====== Provided records ======

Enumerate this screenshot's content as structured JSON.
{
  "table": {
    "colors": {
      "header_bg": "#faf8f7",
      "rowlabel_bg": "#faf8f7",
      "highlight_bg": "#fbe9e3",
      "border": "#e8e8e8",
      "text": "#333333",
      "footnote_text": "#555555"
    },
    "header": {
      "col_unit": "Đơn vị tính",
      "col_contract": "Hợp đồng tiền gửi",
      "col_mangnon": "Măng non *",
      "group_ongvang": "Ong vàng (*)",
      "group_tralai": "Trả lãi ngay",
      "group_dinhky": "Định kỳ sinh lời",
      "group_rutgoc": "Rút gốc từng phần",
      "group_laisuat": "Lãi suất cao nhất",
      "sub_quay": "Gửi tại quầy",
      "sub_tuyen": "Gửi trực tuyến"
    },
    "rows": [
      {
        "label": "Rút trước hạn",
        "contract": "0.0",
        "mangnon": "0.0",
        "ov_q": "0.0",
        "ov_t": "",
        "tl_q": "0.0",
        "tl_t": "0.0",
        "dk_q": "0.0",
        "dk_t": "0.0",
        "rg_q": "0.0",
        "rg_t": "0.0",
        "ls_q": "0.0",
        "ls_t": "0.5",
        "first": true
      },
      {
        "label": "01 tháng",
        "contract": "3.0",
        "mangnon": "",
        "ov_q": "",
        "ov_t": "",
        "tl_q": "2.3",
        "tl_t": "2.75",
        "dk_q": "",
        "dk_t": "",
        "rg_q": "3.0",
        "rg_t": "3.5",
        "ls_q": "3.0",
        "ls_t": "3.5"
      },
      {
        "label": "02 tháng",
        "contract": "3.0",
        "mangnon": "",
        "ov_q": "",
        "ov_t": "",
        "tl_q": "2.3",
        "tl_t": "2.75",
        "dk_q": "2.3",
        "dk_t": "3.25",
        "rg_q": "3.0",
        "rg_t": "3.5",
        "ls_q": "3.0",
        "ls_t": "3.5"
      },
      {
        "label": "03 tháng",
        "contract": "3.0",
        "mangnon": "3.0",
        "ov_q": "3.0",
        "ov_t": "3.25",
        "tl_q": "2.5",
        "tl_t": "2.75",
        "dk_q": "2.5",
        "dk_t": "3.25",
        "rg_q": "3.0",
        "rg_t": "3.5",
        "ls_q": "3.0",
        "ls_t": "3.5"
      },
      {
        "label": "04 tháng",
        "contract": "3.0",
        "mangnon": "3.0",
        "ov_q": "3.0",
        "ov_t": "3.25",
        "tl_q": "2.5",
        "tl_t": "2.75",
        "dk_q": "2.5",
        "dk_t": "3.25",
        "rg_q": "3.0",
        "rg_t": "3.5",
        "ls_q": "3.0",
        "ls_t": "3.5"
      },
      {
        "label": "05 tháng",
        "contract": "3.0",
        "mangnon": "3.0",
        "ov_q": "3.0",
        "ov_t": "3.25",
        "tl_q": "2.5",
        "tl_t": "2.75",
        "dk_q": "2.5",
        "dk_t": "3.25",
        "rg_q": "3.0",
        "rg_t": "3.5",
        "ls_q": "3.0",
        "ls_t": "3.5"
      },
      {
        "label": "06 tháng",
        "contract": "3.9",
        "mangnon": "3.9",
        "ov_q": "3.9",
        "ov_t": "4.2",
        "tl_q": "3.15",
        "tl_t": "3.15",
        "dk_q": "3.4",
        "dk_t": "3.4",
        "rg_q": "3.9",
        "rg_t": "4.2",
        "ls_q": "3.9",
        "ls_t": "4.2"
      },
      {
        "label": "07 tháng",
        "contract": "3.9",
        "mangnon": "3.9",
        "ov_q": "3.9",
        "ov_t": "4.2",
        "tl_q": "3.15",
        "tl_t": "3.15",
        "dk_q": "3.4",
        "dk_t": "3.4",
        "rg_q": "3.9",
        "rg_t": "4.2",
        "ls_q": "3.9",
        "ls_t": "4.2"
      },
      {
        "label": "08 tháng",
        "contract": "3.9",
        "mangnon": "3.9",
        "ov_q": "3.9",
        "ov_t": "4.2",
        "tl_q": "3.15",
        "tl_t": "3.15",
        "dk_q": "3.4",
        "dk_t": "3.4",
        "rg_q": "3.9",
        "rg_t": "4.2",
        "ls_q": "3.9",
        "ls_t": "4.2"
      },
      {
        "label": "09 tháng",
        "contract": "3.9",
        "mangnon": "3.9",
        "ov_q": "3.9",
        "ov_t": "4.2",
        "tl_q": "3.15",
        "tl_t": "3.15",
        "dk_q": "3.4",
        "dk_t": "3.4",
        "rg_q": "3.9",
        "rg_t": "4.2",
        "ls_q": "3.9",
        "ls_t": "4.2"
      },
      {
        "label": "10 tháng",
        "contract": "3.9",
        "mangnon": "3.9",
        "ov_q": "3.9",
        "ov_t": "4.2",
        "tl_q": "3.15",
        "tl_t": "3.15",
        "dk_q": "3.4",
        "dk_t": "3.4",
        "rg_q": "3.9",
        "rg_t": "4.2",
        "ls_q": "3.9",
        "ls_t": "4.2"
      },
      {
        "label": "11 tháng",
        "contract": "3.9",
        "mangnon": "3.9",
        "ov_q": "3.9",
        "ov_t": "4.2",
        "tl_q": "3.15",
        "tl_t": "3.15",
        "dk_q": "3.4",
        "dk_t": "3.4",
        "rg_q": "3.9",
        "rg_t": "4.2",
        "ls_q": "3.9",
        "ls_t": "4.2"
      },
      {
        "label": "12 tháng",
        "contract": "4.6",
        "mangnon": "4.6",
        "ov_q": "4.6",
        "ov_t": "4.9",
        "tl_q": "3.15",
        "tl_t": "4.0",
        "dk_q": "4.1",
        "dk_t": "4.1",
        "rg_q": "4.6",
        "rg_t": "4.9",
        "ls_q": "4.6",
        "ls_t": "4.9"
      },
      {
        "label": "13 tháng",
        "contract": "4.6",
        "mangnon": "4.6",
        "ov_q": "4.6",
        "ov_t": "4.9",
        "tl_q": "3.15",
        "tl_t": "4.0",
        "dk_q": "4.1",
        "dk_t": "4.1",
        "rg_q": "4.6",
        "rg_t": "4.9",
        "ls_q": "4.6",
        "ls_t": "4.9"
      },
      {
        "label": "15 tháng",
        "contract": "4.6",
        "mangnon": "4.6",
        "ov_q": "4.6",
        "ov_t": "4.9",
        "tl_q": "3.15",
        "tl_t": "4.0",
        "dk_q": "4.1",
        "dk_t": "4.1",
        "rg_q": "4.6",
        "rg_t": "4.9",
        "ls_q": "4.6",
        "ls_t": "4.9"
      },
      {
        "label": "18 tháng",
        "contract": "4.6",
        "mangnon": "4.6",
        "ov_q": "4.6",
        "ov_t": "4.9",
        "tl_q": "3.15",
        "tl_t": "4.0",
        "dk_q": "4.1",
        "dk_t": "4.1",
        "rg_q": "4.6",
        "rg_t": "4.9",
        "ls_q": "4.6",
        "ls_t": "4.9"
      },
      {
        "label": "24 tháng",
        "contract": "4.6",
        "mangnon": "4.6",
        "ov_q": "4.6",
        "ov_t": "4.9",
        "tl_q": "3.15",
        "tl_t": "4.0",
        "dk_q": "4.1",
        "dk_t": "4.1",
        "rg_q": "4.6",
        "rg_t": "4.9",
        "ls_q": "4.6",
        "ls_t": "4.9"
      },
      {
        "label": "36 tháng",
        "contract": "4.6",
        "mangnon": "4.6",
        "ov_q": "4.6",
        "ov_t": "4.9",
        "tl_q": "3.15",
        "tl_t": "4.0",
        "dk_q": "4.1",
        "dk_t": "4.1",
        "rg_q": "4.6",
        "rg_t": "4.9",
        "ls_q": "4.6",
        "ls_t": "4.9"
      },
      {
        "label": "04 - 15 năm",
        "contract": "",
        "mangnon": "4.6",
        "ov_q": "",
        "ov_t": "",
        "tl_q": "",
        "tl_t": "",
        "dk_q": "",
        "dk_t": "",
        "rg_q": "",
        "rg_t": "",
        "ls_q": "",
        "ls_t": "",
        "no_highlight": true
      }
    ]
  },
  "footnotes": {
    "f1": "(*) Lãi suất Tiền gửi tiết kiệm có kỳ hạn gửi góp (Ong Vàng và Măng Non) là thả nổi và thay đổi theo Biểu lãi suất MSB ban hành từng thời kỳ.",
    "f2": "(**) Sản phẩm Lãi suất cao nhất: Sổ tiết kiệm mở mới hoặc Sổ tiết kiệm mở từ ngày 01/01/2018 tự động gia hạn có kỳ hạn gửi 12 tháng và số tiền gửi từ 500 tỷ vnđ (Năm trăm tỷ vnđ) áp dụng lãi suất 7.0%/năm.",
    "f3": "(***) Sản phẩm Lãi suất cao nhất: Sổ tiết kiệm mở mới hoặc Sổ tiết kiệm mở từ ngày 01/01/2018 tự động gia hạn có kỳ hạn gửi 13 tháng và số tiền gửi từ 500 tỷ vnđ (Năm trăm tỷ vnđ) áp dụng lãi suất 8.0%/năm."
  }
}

======

### What is being asked
Return the lines of the records that include the string "từng".

### Output of the exercise
      "group_rutgoc": "Rút gốc từng phần",
    "f1": "(*) Lãi suất Tiền gửi tiết kiệm có kỳ hạn gửi góp (Ong Vàng và Măng Non) là thả nổi và thay đổi theo Biểu lãi suất MSB ban hành từng thời kỳ.",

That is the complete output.